◆ Work to be completed ◆
Reproduce every line of the records below verbatim, omitting the pictures.

◆ Exercise material ◆
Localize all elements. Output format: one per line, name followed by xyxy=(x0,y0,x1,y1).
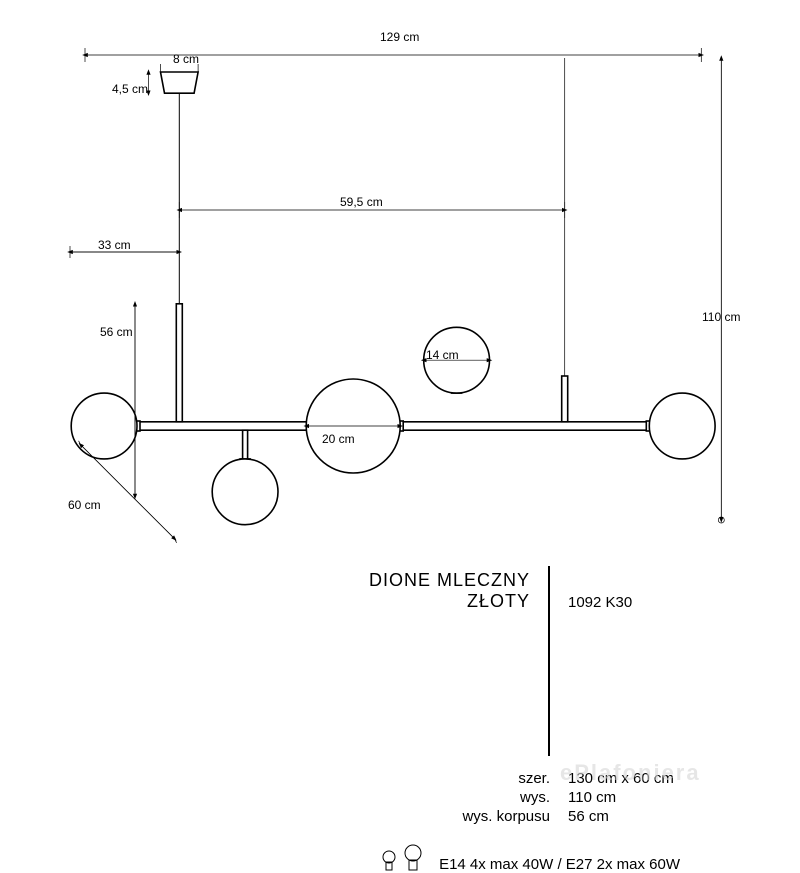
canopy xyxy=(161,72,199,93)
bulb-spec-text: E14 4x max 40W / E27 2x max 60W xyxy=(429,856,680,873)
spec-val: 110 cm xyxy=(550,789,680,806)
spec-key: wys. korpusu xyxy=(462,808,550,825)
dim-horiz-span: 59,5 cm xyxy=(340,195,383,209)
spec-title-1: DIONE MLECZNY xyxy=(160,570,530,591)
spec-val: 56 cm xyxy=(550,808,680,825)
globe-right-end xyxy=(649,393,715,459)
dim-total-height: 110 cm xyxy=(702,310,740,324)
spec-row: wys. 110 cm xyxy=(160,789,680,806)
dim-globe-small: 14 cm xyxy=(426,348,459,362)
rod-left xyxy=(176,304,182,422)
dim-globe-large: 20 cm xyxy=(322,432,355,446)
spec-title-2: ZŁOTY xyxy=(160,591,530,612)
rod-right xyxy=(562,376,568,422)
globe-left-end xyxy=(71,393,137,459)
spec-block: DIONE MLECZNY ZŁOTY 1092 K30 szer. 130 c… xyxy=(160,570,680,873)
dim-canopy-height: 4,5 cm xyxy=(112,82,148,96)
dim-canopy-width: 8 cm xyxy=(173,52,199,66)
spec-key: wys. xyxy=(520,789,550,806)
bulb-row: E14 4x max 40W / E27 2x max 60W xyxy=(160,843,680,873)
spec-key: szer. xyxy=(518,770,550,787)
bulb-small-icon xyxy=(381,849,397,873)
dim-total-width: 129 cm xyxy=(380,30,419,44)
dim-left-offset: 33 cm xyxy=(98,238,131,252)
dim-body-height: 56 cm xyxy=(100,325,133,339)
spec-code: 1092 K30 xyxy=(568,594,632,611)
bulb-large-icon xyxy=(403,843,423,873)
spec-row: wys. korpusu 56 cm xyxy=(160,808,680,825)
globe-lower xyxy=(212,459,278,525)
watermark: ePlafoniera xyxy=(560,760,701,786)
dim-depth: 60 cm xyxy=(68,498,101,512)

◆ Exercise output ◆
Localize all elements. Output format: one per line, name followed by xyxy=(x0,y0,x1,y1).
canopy xyxy=(161,72,199,93)
bulb-spec-text: E14 4x max 40W / E27 2x max 60W xyxy=(429,856,680,873)
spec-val: 110 cm xyxy=(550,789,680,806)
spec-key: wys. korpusu xyxy=(462,808,550,825)
dim-horiz-span: 59,5 cm xyxy=(340,195,383,209)
spec-title-1: DIONE MLECZNY xyxy=(160,570,530,591)
spec-val: 56 cm xyxy=(550,808,680,825)
globe-right-end xyxy=(649,393,715,459)
dim-total-height: 110 cm xyxy=(702,310,740,324)
spec-row: wys. 110 cm xyxy=(160,789,680,806)
dim-globe-small: 14 cm xyxy=(426,348,459,362)
rod-left xyxy=(176,304,182,422)
dim-globe-large: 20 cm xyxy=(322,432,355,446)
spec-title-2: ZŁOTY xyxy=(160,591,530,612)
rod-right xyxy=(562,376,568,422)
globe-left-end xyxy=(71,393,137,459)
spec-block: DIONE MLECZNY ZŁOTY 1092 K30 szer. 130 c… xyxy=(160,570,680,873)
dim-canopy-height: 4,5 cm xyxy=(112,82,148,96)
dim-canopy-width: 8 cm xyxy=(173,52,199,66)
spec-key: wys. xyxy=(520,789,550,806)
bulb-row: E14 4x max 40W / E27 2x max 60W xyxy=(160,843,680,873)
spec-key: szer. xyxy=(518,770,550,787)
bulb-small-icon xyxy=(381,849,397,873)
dim-total-width: 129 cm xyxy=(380,30,419,44)
dim-left-offset: 33 cm xyxy=(98,238,131,252)
dim-body-height: 56 cm xyxy=(100,325,133,339)
spec-code: 1092 K30 xyxy=(568,594,632,611)
bulb-large-icon xyxy=(403,843,423,873)
spec-row: wys. korpusu 56 cm xyxy=(160,808,680,825)
globe-lower xyxy=(212,459,278,525)
watermark: ePlafoniera xyxy=(560,760,701,786)
dim-depth: 60 cm xyxy=(68,498,101,512)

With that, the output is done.